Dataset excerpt

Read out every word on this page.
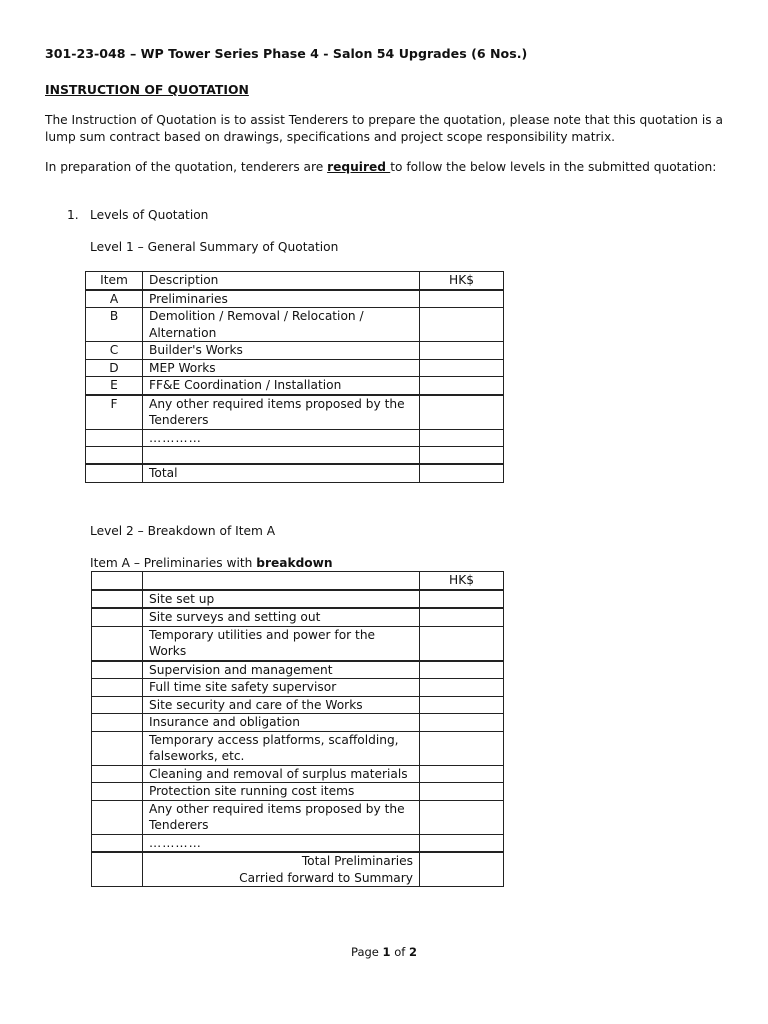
301-23-048 – WP Tower Series Phase 4 - Salon 54 Upgrades (6 Nos.)
INSTRUCTION OF QUOTATION
The Instruction of Quotation is to assist Tenderers to prepare the quotation, please note that this quotation is a lump sum contract based on drawings, specifications and project scope responsibility matrix.
In preparation of the quotation, tenderers are required to follow the below levels in the submitted quotation:
1. Levels of Quotation
Level 1 – General Summary of Quotation
Item	Description	HK$
A	Preliminaries	
B	Demolition / Removal / Relocation / Alternation	
C	Builder's Works	
D	MEP Works	
E	FF&E Coordination / Installation	
F	Any other required items proposed by the Tenderers	
	…………	

	Total	
Level 2 – Breakdown of Item A
Item A – Preliminaries with breakdown
		HK$
	Site set up	
	Site surveys and setting out	
	Temporary utilities and power for the Works	
	Supervision and management	
	Full time site safety supervisor	
	Site security and care of the Works	
	Insurance and obligation	
	Temporary access platforms, scaffolding, falseworks, etc.	
	Cleaning and removal of surplus materials	
	Protection site running cost items	
	Any other required items proposed by the Tenderers	
	…………	

	Total Preliminaries
Carried forward to Summary	

Page 1 of 2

• **Task brief**
Write out every entry again word for word, without any of the pictures.

• **Right answer**
Read out every word on this page.
301-23-048 – WP Tower Series Phase 4 - Salon 54 Upgrades (6 Nos.)
INSTRUCTION OF QUOTATION
The Instruction of Quotation is to assist Tenderers to prepare the quotation, please note that this quotation is a lump sum contract based on drawings, specifications and project scope responsibility matrix.
In preparation of the quotation, tenderers are required to follow the below levels in the submitted quotation:
1. Levels of Quotation
Level 1 – General Summary of Quotation
Item	Description	HK$
A	Preliminaries	
B	Demolition / Removal / Relocation / Alternation	
C	Builder's Works	
D	MEP Works	
E	FF&E Coordination / Installation	
F	Any other required items proposed by the Tenderers	
	…………	

	Total	
Level 2 – Breakdown of Item A
Item A – Preliminaries with breakdown
		HK$
	Site set up	
	Site surveys and setting out	
	Temporary utilities and power for the Works	
	Supervision and management	
	Full time site safety supervisor	
	Site security and care of the Works	
	Insurance and obligation	
	Temporary access platforms, scaffolding, falseworks, etc.	
	Cleaning and removal of surplus materials	
	Protection site running cost items	
	Any other required items proposed by the Tenderers	
	…………	

	Total Preliminaries
Carried forward to Summary	

Page 1 of 2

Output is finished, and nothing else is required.